Go through the data and copy every line exactly, but not the images.

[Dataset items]
☆ ☆ ☆

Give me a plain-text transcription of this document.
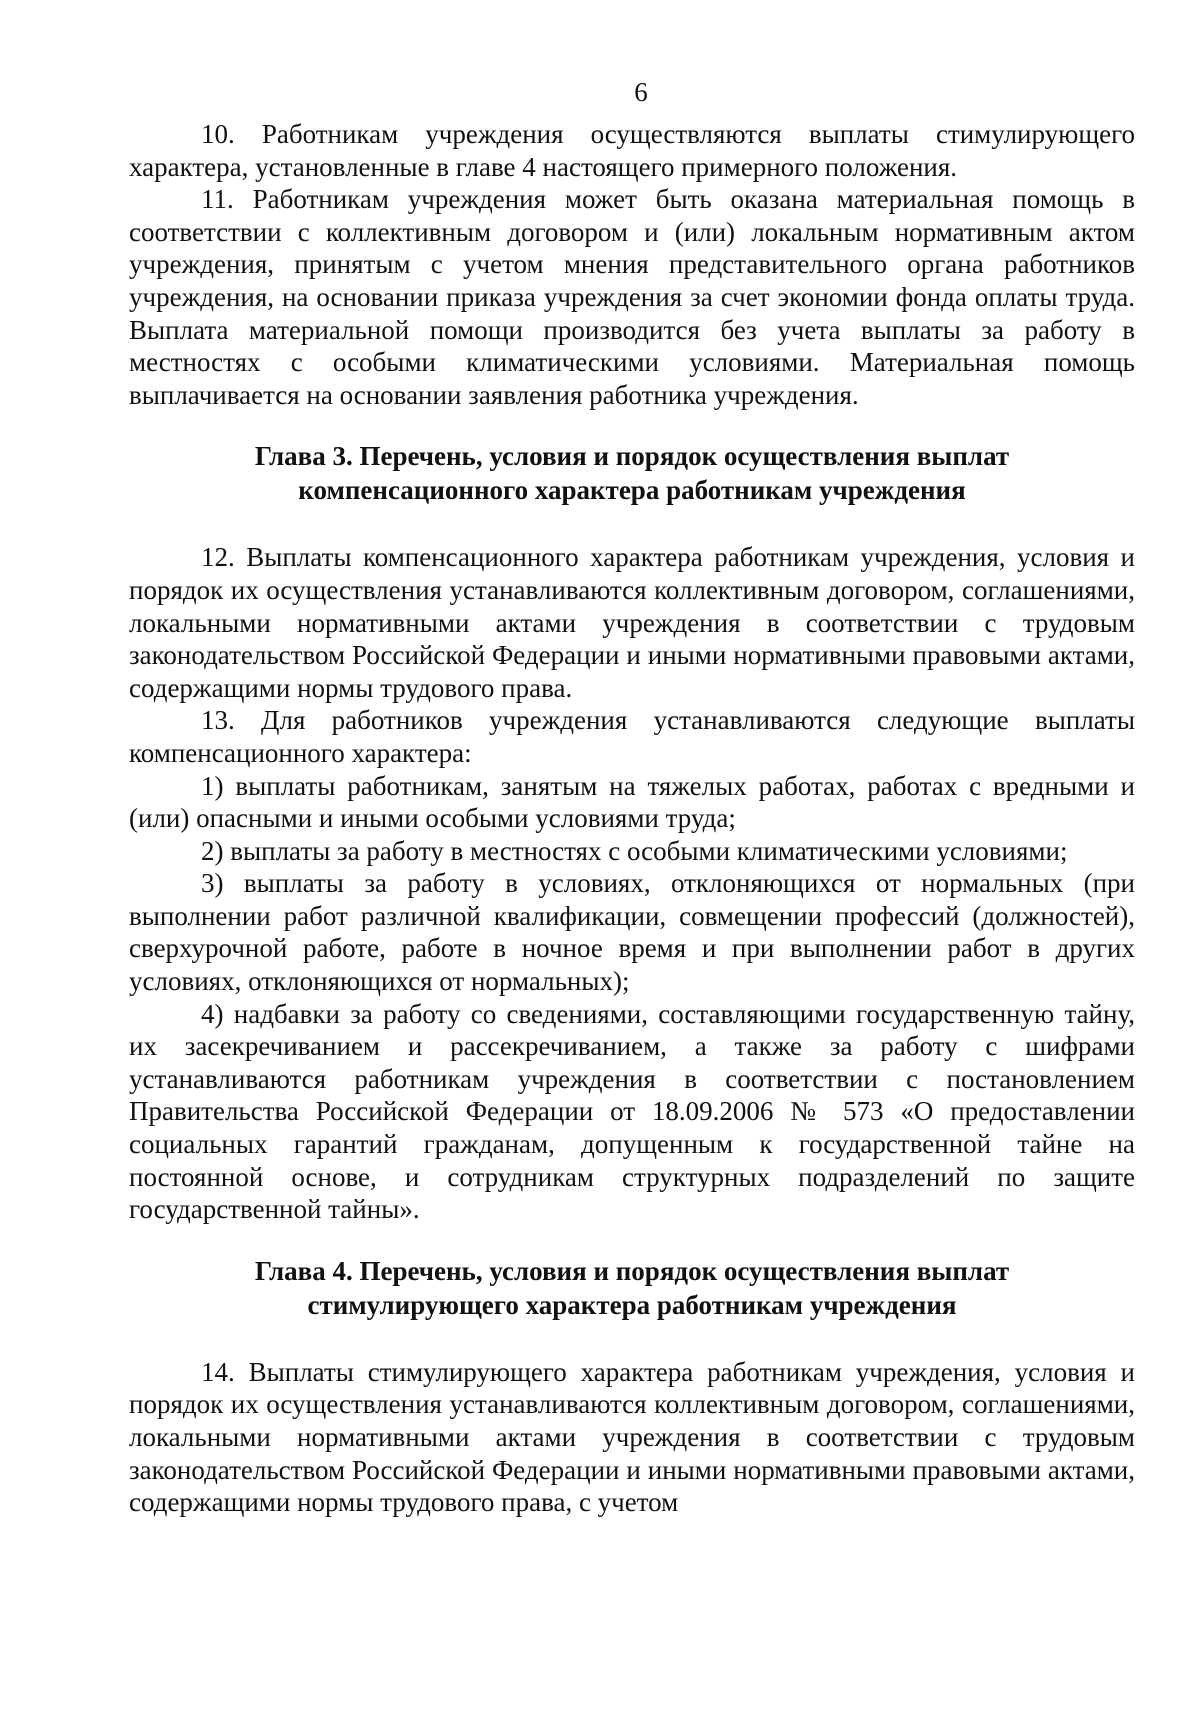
6

10. Работникам учреждения осуществляются выплаты стимулирующего характера, установленные в главе 4 настоящего примерного положения.

11. Работникам учреждения может быть оказана материальная помощь в соответствии с коллективным договором и (или) локальным нормативным актом учреждения, принятым с учетом мнения представительного органа работников учреждения, на основании приказа учреждения за счет экономии фонда оплаты труда. Выплата материальной помощи производится без учета выплаты за работу в местностях с особыми климатическими условиями. Материальная помощь выплачивается на основании заявления работника учреждения.

Глава 3. Перечень, условия и порядок осуществления выплат компенсационного характера работникам учреждения

12. Выплаты компенсационного характера работникам учреждения, условия и порядок их осуществления устанавливаются коллективным договором, соглашениями, локальными нормативными актами учреждения в соответствии с трудовым законодательством Российской Федерации и иными нормативными правовыми актами, содержащими нормы трудового права.

13. Для работников учреждения устанавливаются следующие выплаты компенсационного характера:

1) выплаты работникам, занятым на тяжелых работах, работах с вредными и (или) опасными и иными особыми условиями труда;

2) выплаты за работу в местностях с особыми климатическими условиями;

3) выплаты за работу в условиях, отклоняющихся от нормальных (при выполнении работ различной квалификации, совмещении профессий (должностей), сверхурочной работе, работе в ночное время и при выполнении работ в других условиях, отклоняющихся от нормальных);

4) надбавки за работу со сведениями, составляющими государственную тайну, их засекречиванием и рассекречиванием, а также за работу с шифрами устанавливаются работникам учреждения в соответствии с постановлением Правительства Российской Федерации от 18.09.2006 № 573 «О предоставлении социальных гарантий гражданам, допущенным к государственной тайне на постоянной основе, и сотрудникам структурных подразделений по защите государственной тайны».

Глава 4. Перечень, условия и порядок осуществления выплат стимулирующего характера работникам учреждения

14. Выплаты стимулирующего характера работникам учреждения, условия и порядок их осуществления устанавливаются коллективным договором, соглашениями, локальными нормативными актами учреждения в соответствии с трудовым законодательством Российской Федерации и иными нормативными правовыми актами, содержащими нормы трудового права, с учетом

☆ ☆ ☆

■ Answer for this exercise ■
Give me a plain-text transcription of this document.
6

10. Работникам учреждения осуществляются выплаты стимулирующего характера, установленные в главе 4 настоящего примерного положения.

11. Работникам учреждения может быть оказана материальная помощь в соответствии с коллективным договором и (или) локальным нормативным актом учреждения, принятым с учетом мнения представительного органа работников учреждения, на основании приказа учреждения за счет экономии фонда оплаты труда. Выплата материальной помощи производится без учета выплаты за работу в местностях с особыми климатическими условиями. Материальная помощь выплачивается на основании заявления работника учреждения.

Глава 3. Перечень, условия и порядок осуществления выплат компенсационного характера работникам учреждения

12. Выплаты компенсационного характера работникам учреждения, условия и порядок их осуществления устанавливаются коллективным договором, соглашениями, локальными нормативными актами учреждения в соответствии с трудовым законодательством Российской Федерации и иными нормативными правовыми актами, содержащими нормы трудового права.

13. Для работников учреждения устанавливаются следующие выплаты компенсационного характера:

1) выплаты работникам, занятым на тяжелых работах, работах с вредными и (или) опасными и иными особыми условиями труда;

2) выплаты за работу в местностях с особыми климатическими условиями;

3) выплаты за работу в условиях, отклоняющихся от нормальных (при выполнении работ различной квалификации, совмещении профессий (должностей), сверхурочной работе, работе в ночное время и при выполнении работ в других условиях, отклоняющихся от нормальных);

4) надбавки за работу со сведениями, составляющими государственную тайну, их засекречиванием и рассекречиванием, а также за работу с шифрами устанавливаются работникам учреждения в соответствии с постановлением Правительства Российской Федерации от 18.09.2006 № 573 «О предоставлении социальных гарантий гражданам, допущенным к государственной тайне на постоянной основе, и сотрудникам структурных подразделений по защите государственной тайны».

Глава 4. Перечень, условия и порядок осуществления выплат стимулирующего характера работникам учреждения

14. Выплаты стимулирующего характера работникам учреждения, условия и порядок их осуществления устанавливаются коллективным договором, соглашениями, локальными нормативными актами учреждения в соответствии с трудовым законодательством Российской Федерации и иными нормативными правовыми актами, содержащими нормы трудового права, с учетом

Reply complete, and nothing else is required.